* _What to produce_:
Determine how many lines of the data below contain "rlds", then give only that number.

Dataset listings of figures

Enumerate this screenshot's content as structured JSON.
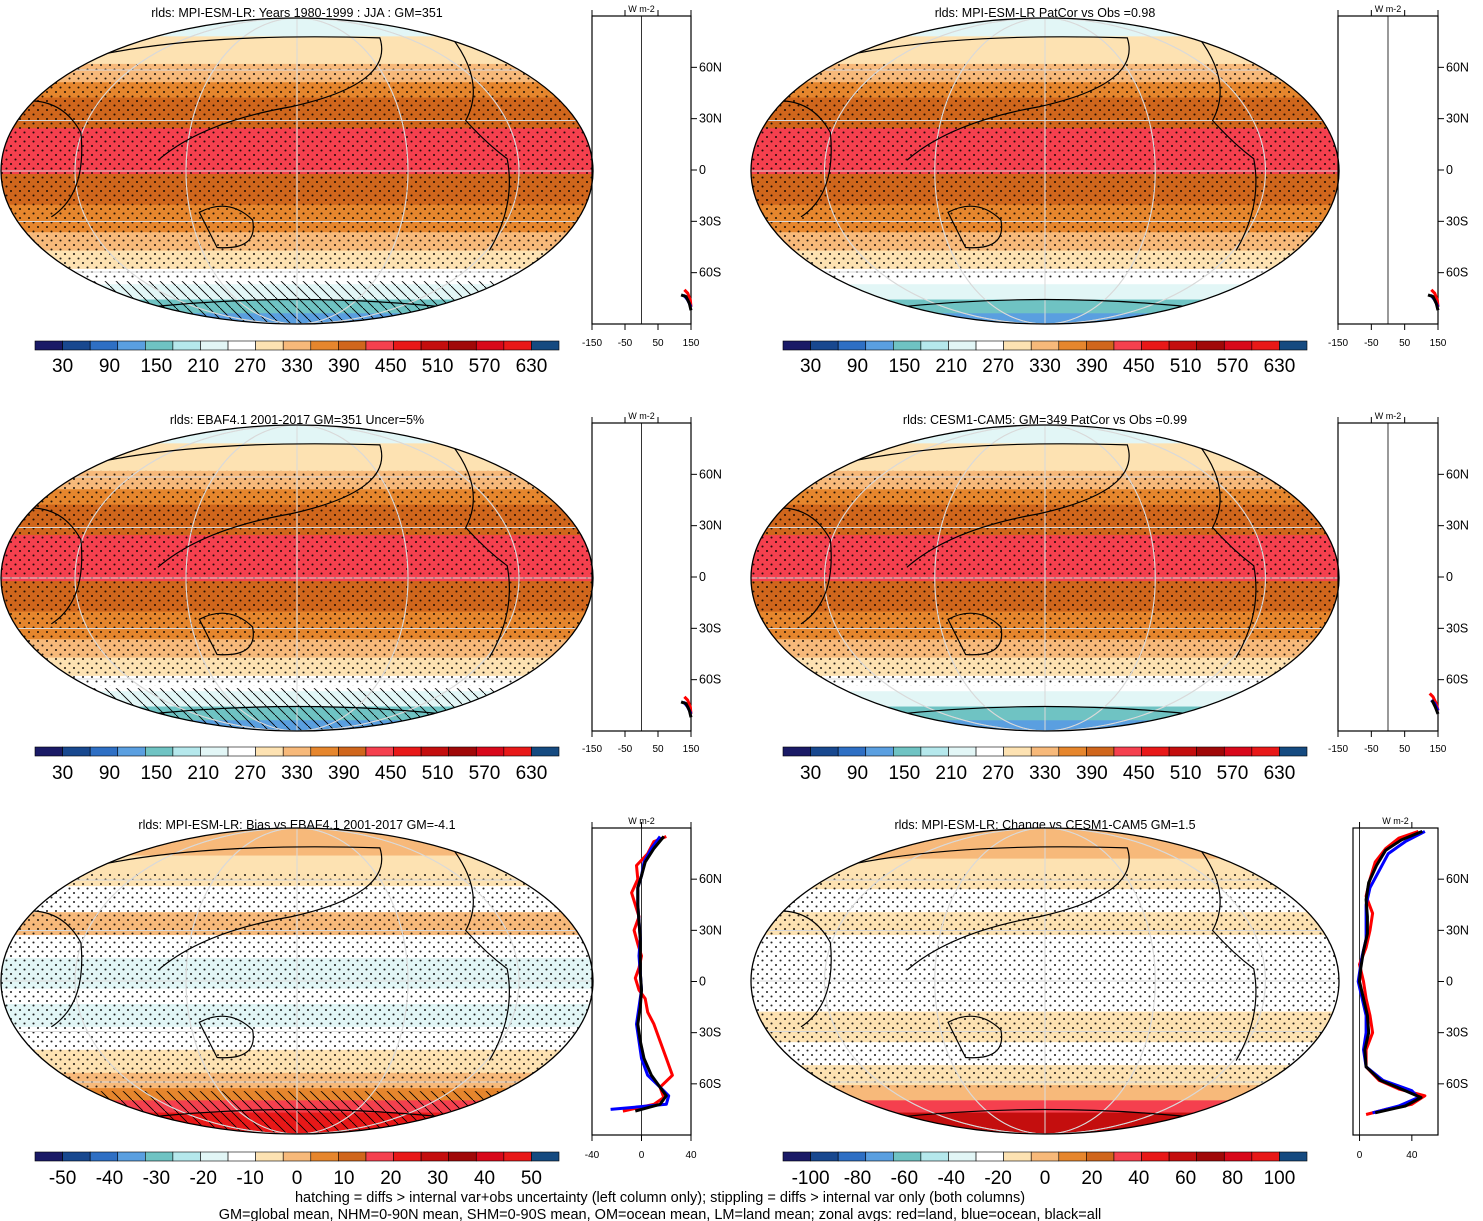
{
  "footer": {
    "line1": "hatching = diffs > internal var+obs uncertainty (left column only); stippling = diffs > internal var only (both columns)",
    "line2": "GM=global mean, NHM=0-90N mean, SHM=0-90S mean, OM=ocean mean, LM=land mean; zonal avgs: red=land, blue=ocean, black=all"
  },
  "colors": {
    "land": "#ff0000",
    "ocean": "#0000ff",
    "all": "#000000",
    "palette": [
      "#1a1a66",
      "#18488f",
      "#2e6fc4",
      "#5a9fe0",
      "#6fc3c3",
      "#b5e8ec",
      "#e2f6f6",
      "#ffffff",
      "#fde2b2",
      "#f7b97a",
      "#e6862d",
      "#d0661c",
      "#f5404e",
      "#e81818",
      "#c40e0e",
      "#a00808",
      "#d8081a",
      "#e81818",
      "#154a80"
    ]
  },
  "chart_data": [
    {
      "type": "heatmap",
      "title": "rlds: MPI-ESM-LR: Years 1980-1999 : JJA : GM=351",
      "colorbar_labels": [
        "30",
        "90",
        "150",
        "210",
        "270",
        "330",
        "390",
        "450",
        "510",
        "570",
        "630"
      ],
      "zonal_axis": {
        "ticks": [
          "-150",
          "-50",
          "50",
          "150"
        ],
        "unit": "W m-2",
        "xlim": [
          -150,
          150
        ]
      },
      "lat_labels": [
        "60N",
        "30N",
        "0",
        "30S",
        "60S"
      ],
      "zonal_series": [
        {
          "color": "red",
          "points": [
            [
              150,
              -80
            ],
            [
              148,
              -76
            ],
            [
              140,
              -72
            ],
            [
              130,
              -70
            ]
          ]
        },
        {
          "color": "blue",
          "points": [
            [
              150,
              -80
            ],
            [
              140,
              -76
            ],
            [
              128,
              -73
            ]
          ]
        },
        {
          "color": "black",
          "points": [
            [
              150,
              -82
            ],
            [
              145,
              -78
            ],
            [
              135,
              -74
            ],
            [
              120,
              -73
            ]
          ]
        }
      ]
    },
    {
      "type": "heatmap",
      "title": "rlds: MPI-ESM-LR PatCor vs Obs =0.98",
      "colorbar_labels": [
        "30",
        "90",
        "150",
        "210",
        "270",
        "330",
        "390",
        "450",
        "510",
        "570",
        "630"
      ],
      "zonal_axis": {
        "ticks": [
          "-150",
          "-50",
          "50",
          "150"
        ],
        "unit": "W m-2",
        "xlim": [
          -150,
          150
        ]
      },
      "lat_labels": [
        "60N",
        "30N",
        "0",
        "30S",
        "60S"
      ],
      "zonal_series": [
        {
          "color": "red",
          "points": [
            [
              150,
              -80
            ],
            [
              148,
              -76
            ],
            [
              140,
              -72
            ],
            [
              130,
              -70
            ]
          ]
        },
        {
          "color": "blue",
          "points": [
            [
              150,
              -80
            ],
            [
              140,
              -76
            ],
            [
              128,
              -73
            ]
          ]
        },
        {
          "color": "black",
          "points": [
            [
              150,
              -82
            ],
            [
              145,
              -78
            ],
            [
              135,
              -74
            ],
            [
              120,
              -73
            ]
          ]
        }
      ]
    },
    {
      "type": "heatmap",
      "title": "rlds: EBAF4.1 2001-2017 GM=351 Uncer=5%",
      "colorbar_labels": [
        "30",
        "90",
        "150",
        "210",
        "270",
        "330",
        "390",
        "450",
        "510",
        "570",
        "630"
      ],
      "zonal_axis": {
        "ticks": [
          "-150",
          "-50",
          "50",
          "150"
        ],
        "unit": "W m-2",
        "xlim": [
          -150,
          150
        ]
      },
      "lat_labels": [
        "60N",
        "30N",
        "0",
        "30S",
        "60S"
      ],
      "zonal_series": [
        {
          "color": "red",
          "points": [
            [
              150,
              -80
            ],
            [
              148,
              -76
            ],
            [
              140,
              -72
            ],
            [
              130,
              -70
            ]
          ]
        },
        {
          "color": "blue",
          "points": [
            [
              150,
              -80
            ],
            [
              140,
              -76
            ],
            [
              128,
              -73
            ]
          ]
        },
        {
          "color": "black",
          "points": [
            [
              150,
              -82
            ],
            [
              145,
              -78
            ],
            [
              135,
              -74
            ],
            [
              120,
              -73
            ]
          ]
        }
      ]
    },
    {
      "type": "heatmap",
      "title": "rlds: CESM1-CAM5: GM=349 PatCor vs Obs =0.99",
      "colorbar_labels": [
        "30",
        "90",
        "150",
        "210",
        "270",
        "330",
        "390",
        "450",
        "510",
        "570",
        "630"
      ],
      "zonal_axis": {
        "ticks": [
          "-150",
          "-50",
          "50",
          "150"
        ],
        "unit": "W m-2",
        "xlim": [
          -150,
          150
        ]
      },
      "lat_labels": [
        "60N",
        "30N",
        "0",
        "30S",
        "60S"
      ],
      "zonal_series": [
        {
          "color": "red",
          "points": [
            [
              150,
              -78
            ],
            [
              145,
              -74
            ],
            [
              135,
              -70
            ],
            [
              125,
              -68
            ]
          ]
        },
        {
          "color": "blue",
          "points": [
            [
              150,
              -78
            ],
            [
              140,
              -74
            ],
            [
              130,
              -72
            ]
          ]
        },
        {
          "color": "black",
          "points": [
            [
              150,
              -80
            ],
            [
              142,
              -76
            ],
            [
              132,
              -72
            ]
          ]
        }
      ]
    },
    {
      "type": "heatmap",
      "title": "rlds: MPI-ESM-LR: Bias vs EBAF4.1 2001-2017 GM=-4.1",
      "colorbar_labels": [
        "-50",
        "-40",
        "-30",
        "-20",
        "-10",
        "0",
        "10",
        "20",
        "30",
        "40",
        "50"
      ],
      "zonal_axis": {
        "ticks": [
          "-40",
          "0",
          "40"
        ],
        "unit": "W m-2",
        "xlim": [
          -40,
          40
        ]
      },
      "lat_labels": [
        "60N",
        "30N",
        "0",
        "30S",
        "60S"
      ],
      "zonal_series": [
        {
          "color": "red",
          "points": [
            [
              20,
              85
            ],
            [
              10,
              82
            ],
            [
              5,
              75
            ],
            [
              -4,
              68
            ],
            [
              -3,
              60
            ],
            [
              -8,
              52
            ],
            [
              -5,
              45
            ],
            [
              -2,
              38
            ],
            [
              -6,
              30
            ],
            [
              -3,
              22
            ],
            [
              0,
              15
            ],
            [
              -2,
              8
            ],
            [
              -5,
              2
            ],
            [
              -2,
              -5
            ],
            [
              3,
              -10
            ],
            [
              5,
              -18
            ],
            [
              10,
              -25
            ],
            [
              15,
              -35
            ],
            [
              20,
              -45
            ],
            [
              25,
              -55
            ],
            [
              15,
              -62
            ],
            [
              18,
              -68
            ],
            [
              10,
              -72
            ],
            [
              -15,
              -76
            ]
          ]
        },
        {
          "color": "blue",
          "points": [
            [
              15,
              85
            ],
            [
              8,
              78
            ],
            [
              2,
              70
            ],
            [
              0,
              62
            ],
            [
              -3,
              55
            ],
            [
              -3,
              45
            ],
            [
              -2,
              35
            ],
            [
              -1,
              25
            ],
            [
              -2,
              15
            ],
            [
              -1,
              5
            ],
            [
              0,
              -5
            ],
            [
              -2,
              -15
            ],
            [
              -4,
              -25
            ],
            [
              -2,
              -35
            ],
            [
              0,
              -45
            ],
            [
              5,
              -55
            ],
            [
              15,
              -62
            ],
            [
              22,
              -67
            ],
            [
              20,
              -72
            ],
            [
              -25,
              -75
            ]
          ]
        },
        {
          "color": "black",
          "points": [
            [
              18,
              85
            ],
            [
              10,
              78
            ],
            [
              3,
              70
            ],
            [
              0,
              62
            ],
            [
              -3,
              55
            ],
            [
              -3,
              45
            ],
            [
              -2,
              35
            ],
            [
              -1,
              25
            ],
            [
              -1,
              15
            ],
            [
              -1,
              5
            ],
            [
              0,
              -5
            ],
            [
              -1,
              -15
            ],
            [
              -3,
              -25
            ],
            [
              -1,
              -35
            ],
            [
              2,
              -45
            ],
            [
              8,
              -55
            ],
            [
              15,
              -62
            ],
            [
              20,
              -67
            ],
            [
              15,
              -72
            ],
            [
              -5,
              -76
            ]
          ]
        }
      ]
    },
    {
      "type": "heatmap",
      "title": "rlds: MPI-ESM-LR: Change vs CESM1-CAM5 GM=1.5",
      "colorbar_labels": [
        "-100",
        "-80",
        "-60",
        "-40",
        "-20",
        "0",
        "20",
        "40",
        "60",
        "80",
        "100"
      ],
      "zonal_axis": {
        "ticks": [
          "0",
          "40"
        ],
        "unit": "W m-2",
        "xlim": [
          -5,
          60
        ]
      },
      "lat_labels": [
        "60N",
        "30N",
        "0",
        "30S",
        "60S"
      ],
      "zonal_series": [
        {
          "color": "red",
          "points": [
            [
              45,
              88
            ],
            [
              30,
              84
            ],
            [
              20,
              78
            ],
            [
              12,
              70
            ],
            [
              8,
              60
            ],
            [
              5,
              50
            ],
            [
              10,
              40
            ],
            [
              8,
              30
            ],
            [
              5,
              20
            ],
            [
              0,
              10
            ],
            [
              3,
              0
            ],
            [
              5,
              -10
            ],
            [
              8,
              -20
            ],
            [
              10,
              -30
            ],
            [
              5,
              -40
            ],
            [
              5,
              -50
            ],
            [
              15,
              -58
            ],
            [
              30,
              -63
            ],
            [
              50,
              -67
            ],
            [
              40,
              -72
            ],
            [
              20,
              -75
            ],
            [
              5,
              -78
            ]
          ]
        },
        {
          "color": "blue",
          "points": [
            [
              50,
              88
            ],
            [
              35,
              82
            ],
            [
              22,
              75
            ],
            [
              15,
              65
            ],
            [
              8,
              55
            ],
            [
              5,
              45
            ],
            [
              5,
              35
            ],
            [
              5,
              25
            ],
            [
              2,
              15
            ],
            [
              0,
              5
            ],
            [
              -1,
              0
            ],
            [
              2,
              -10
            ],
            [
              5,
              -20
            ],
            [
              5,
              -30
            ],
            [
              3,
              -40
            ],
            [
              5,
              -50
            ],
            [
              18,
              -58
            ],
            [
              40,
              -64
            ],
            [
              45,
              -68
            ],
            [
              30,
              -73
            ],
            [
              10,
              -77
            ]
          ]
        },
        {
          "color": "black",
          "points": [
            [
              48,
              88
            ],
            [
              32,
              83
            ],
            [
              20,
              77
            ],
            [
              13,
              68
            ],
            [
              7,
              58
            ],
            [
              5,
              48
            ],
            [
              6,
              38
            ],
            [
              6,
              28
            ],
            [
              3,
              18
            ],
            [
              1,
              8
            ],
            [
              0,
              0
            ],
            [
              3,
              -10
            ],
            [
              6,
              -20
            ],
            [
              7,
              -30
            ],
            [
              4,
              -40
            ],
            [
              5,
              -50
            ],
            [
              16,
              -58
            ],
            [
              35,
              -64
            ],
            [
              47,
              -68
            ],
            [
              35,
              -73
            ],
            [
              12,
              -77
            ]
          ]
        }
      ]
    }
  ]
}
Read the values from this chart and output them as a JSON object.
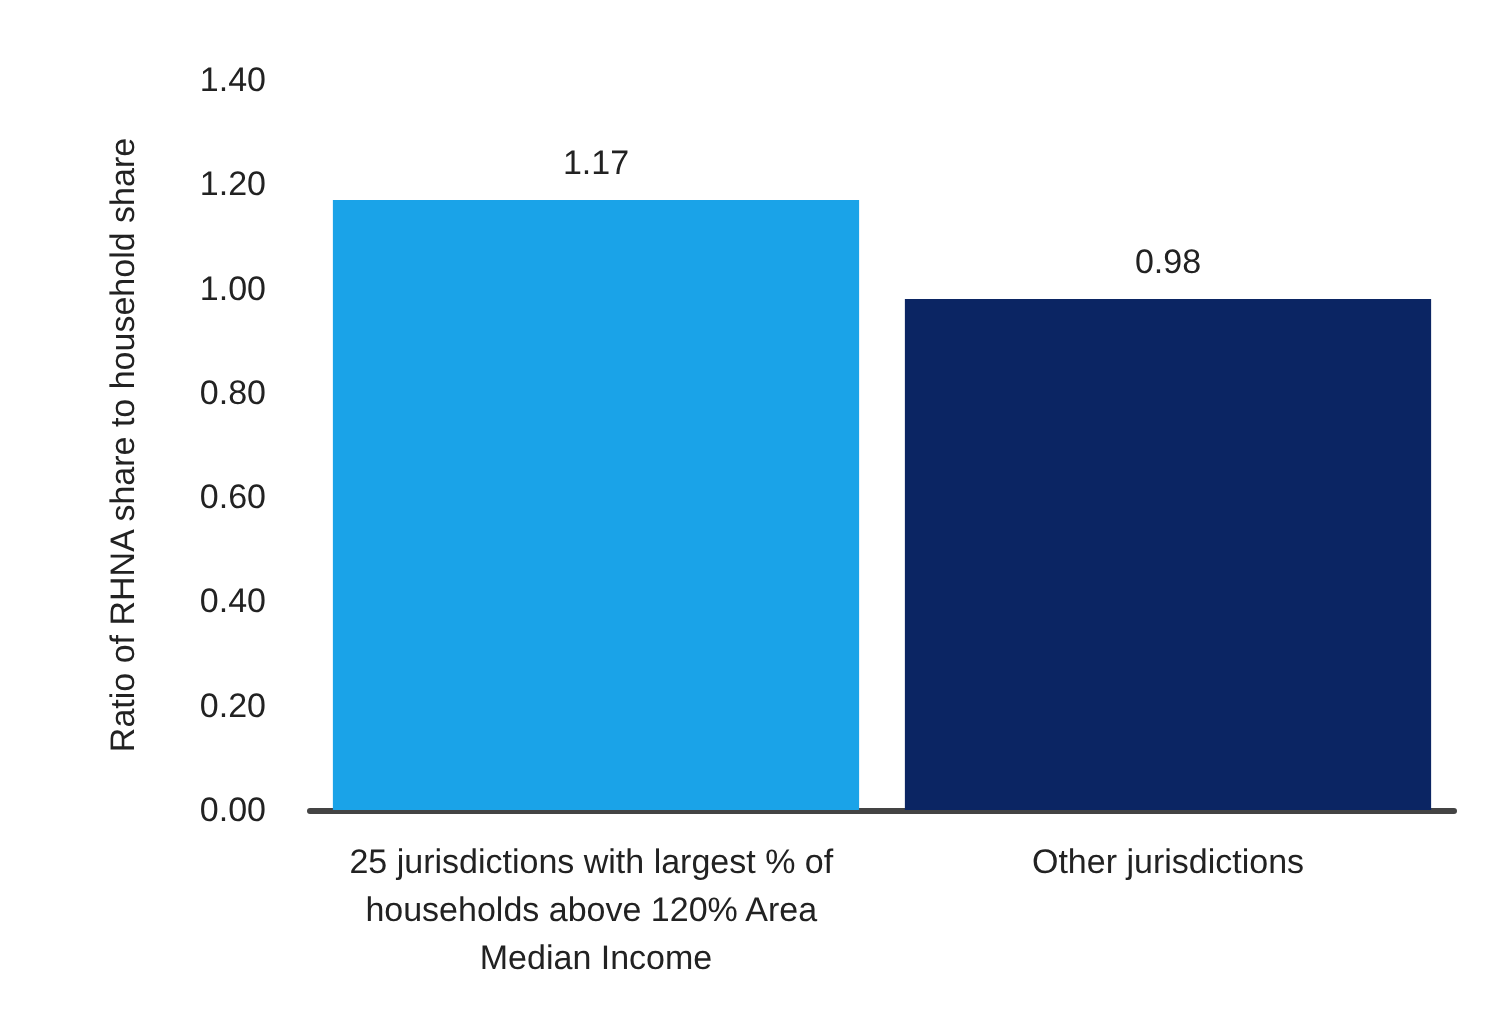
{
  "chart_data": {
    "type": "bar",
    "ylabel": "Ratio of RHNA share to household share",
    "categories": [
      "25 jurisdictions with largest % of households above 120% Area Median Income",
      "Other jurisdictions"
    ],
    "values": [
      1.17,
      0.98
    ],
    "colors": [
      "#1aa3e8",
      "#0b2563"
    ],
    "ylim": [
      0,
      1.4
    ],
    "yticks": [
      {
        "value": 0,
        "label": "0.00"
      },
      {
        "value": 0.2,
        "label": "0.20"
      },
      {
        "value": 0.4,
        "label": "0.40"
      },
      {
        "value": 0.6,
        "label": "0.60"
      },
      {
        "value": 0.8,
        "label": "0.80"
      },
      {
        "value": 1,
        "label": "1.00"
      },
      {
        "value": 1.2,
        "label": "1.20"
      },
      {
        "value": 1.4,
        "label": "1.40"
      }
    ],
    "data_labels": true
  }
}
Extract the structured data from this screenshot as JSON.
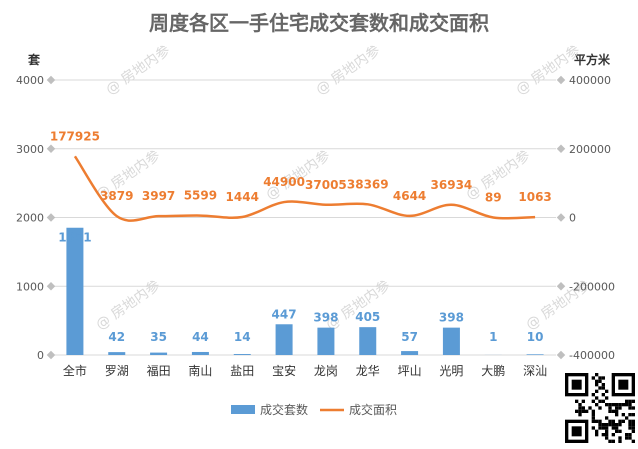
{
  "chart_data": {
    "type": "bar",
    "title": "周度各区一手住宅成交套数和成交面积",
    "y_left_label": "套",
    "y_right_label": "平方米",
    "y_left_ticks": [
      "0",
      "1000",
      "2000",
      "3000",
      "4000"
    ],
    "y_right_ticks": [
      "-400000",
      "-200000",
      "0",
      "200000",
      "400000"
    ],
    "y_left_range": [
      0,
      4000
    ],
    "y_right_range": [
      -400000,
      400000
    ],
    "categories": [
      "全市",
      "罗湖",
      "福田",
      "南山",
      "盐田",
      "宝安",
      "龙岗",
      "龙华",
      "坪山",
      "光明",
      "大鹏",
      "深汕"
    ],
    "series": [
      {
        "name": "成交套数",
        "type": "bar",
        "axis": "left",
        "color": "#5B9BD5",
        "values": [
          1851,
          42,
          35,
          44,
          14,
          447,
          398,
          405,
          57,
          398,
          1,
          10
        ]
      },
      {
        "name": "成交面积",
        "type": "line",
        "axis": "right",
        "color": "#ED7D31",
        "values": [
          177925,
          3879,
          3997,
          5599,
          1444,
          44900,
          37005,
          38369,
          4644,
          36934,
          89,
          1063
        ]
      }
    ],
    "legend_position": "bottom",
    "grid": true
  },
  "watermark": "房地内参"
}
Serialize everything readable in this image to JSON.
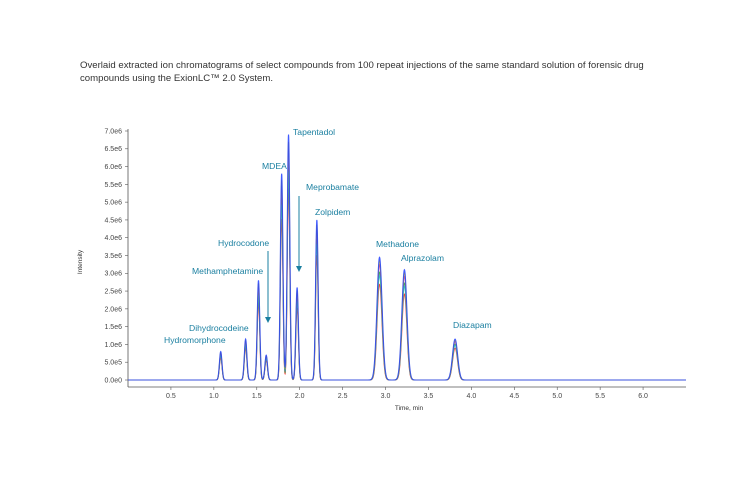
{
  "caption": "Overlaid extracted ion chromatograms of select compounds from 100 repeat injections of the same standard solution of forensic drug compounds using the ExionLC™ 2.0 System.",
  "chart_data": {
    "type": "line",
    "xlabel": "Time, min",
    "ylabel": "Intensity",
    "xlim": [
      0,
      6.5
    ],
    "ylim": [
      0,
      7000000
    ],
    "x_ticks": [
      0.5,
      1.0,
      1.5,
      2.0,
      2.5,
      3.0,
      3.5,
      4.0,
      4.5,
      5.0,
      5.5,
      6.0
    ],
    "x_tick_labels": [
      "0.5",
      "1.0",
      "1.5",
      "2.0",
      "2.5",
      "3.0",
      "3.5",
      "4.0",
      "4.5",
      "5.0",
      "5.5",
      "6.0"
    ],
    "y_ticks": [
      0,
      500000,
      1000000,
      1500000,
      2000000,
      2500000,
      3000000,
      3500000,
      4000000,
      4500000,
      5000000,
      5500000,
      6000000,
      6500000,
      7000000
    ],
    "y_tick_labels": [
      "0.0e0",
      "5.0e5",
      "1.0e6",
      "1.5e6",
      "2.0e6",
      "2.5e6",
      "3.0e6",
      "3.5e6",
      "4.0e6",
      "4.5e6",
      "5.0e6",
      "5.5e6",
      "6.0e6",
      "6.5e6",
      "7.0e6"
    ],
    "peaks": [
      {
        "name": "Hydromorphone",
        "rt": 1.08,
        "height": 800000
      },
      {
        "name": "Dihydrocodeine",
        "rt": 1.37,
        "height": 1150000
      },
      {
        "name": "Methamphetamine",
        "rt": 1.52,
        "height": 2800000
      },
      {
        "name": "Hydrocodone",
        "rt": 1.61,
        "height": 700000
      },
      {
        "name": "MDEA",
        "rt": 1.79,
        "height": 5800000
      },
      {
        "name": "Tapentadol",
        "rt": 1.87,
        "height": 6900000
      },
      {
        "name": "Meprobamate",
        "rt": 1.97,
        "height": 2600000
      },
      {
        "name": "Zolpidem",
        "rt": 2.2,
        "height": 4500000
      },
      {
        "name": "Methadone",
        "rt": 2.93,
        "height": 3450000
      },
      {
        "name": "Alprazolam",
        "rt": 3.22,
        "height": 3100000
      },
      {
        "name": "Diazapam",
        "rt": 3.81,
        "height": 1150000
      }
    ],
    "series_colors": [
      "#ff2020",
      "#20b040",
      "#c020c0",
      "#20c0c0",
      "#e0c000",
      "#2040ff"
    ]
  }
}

* _Response for this exercise_:
6